_PROBLEM DESCRIPTION:_ Look for "gomma" in the listing below. Gather each line that contains it.

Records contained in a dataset
════════════════

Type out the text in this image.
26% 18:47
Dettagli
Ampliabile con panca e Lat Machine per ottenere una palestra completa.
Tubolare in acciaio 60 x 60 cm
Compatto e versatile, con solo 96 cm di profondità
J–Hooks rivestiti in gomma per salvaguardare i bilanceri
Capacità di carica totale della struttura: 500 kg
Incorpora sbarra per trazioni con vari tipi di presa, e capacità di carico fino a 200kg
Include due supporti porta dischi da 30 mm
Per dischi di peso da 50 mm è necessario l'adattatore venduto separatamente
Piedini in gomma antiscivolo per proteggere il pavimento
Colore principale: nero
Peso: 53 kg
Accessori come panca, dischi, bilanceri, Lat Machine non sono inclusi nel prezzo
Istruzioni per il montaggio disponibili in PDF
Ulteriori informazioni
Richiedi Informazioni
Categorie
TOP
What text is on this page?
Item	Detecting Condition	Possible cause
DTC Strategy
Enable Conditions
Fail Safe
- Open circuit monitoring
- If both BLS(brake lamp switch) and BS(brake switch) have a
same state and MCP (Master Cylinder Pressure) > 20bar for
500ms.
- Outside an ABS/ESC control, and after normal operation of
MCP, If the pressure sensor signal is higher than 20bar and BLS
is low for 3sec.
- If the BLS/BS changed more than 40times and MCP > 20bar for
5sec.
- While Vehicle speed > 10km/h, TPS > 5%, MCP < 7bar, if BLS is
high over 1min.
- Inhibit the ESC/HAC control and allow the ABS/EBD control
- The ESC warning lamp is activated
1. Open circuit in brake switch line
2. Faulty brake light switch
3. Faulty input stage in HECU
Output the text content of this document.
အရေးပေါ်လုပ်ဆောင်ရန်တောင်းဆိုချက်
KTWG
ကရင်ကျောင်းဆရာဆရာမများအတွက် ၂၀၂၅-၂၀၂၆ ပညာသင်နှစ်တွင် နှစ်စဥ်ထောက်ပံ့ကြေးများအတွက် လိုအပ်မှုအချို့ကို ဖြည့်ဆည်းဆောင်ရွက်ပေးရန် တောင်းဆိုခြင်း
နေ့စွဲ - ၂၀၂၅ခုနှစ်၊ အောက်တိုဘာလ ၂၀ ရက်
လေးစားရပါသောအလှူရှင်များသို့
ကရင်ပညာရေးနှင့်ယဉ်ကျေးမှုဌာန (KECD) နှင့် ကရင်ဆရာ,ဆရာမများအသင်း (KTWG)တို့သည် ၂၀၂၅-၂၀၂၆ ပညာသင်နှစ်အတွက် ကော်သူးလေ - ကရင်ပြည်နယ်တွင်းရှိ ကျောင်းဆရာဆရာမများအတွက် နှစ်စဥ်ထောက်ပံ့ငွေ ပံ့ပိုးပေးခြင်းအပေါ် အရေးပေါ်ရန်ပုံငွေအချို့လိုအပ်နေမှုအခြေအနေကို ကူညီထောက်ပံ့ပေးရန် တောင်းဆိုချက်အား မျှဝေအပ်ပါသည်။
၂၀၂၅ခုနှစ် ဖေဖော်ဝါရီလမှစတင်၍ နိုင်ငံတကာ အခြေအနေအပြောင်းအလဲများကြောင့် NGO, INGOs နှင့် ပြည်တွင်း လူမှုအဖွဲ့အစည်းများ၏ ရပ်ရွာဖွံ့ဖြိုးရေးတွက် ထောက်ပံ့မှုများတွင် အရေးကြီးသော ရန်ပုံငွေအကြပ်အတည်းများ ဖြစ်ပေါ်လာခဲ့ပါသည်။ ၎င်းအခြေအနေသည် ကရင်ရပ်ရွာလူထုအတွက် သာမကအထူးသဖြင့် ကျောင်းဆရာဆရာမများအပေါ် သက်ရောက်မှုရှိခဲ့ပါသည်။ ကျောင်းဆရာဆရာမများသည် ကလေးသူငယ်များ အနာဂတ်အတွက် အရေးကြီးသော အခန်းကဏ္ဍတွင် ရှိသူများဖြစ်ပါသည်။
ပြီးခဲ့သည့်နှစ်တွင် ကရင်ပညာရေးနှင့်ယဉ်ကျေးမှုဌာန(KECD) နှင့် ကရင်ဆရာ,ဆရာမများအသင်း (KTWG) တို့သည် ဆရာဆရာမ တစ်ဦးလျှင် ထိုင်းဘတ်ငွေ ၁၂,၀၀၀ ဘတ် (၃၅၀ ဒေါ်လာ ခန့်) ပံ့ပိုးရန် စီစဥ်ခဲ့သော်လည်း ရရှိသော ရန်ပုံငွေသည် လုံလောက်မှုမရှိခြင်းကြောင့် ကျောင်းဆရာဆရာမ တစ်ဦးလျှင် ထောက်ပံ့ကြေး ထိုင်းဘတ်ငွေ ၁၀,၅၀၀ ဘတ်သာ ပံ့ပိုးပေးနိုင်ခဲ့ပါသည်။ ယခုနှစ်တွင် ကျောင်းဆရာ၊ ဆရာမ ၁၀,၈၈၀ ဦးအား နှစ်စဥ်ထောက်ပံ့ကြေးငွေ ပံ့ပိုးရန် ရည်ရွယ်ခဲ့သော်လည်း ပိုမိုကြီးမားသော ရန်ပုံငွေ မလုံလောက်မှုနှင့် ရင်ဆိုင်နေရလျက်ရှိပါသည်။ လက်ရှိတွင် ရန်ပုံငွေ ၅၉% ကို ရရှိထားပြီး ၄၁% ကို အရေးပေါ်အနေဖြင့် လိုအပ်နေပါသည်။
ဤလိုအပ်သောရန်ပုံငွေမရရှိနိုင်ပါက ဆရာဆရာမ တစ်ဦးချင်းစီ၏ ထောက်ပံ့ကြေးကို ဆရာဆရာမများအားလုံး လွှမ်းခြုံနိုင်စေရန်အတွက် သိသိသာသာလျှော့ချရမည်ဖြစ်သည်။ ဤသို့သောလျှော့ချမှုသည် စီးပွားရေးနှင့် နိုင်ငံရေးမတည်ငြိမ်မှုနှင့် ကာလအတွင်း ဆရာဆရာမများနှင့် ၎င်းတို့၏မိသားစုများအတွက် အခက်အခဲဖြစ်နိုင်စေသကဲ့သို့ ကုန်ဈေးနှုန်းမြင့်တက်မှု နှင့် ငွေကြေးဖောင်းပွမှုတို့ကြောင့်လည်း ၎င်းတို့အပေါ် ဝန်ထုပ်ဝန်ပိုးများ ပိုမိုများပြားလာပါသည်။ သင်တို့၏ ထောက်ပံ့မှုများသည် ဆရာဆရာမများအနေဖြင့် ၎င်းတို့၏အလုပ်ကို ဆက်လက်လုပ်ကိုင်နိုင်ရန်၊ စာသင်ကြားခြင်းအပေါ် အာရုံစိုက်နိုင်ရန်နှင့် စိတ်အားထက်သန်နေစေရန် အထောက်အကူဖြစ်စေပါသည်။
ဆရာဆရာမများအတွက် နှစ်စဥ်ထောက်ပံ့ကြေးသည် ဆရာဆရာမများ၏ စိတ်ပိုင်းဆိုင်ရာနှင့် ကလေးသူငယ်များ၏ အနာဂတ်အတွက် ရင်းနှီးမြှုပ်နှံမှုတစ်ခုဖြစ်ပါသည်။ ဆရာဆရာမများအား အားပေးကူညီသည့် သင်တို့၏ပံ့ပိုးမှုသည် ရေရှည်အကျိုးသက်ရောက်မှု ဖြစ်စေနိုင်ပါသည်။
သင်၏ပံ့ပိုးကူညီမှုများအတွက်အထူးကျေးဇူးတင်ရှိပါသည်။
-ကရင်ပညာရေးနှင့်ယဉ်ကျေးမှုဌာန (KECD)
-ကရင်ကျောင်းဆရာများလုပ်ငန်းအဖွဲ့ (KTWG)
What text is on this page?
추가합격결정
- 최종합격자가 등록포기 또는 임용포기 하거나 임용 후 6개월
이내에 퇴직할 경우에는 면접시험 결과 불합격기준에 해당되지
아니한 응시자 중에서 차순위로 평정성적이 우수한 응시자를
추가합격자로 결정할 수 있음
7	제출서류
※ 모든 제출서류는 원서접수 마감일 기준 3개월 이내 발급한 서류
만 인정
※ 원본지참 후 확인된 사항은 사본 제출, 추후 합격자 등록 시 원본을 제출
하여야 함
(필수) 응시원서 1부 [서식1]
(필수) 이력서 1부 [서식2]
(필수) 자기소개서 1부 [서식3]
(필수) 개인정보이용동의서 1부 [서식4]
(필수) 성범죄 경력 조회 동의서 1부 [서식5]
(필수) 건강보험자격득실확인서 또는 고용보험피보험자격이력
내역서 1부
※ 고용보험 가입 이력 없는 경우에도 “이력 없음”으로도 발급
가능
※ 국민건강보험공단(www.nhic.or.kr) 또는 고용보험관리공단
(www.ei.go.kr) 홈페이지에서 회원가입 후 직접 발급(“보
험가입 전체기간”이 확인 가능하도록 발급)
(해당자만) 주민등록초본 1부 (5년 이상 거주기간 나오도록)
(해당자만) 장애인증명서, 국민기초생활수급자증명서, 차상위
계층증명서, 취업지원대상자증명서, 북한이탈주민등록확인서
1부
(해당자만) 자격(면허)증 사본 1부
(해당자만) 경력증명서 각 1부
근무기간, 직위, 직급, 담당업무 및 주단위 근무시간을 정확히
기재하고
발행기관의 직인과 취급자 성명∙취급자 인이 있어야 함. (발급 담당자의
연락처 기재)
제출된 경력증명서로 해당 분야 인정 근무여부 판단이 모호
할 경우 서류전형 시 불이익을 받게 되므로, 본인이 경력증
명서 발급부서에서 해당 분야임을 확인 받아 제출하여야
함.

════════════════

_WRITTEN RESPONSE:_
J–Hooks rivestiti in gomma per salvaguardare i bilanceri
Piedini in gomma antiscivolo per proteggere il pavimento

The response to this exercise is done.